■ **EXERCICES**
1 - Relevez dans l'extrait sur le litige de bail toutes les consommations auxquelles se rapportent les factures et reçus déposés par les bailleurs.
2 - Recopiez l'extrait sur le litige de bail de « l. Lors de l'audience » à « contrat de bail. ».
3 - Rédigez la suite de l'extrait sur le litige de bail, après sa dernière phrase.

■ **EXTRAIT**
A l'appui de ce courrier, ils ont déposé une liasse de pièces, notamment des relevés de comptes, sans explication, un courrier de la [banque] G______ du 25 février 2022 dénonçant le prêt hypothécaire, diverses factures et reçus relatifs à la période allant de 2019 à 2023 portant sur des travaux et sur la consommation d'électricité, de gaz et d'eau.

Ils ont également fourni un document non signé à l'en-tête d'une étude genevoise de notaires, duquel résulte un prix d'achat de l'immeuble litigieux de 2'311'693.20 fr., frais d'acquisition compris, dont 1'760'000 fr. de prêt hypothécaire.

l. Lors de l'audience du 4 décembre 2023, les bailleurs se sont présentés avec une valise contenant un volume important de pièces, dont le Tribunal a refusé de se saisir. Les bailleurs ont néanmoins déposé deux liasses de pièces, d'un volume plus raisonnable.

Celles-ci contiennent notamment des photos de détritus et des copies de plaintes pénales déposées contre inconnu, des factures d'entreprises pour des travaux ou des interventions réalisés postérieurement à la conclusion du premier contrat de bail.

■ **DOCUMENTS**
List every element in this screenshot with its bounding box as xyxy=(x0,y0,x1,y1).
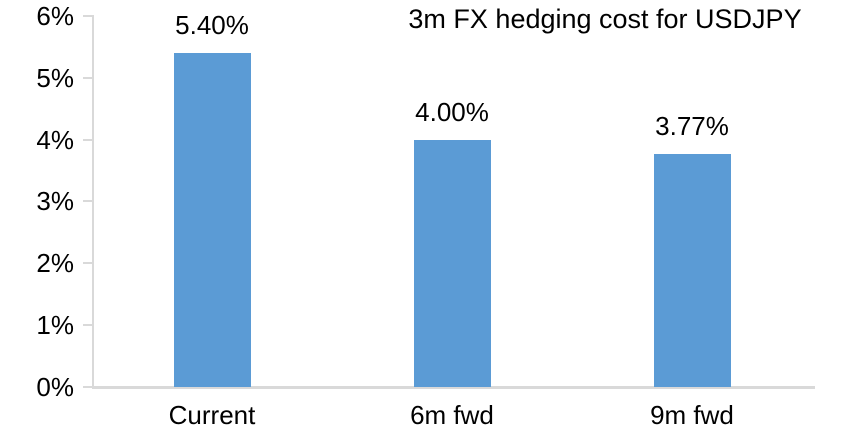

■ **CORRIGÉS**
1 - électricité, gaz, eau

2 -
l. Lors de l'audience du 4 décembre 2023, les bailleurs se sont présentés avec une valise contenant un volume important de pièces, dont le Tribunal a refusé de se saisir. Les bailleurs ont néanmoins déposé deux liasses de pièces, d'un volume plus raisonnable.

Celles-ci contiennent notamment des photos de détritus et des copies de plaintes pénales déposées contre inconnu, des factures d'entreprises pour des travaux ou des interventions réalisés postérieurement à la conclusion du premier contrat de bail.

3 -
D______ et E______ ont conclu à l'irrecevabilité de ces pièces et, sur le fond, ont persisté dans leurs conclusions. S'agissant du trop-perçu, ils ont exposé qu'ils réclamaient la somme de 25'400 fr. pour la période de juillet 2021 à septembre 2023.

A______ et B______, de leur côté, ont persisté dans leurs conclusions.

La cause a été gardée à juger à l'issue de cette audience.

m. D______ et E______ ont quitté le logement litigieux le 24 février 2024, étant précisé qu'ils avaient, au préalable, contesté devant le Tribunal les congés reçus des bailleurs pour le 30 septembre 2022, puis pour le 30 novembre 2022, et conclu à ce qu'il soit dit que les parties étaient liées par un contrat de durée indéterminée. Ces procédures, qui avaient été jointes à la présente cause, sont devenues sans objet avec le départ des locataires.

n. A______ et B______ ont encore déposé à sept reprises des courriers, pour la plupart accompagnés de nouvelles pièces, entre le 1er février et le 4 juin 2024.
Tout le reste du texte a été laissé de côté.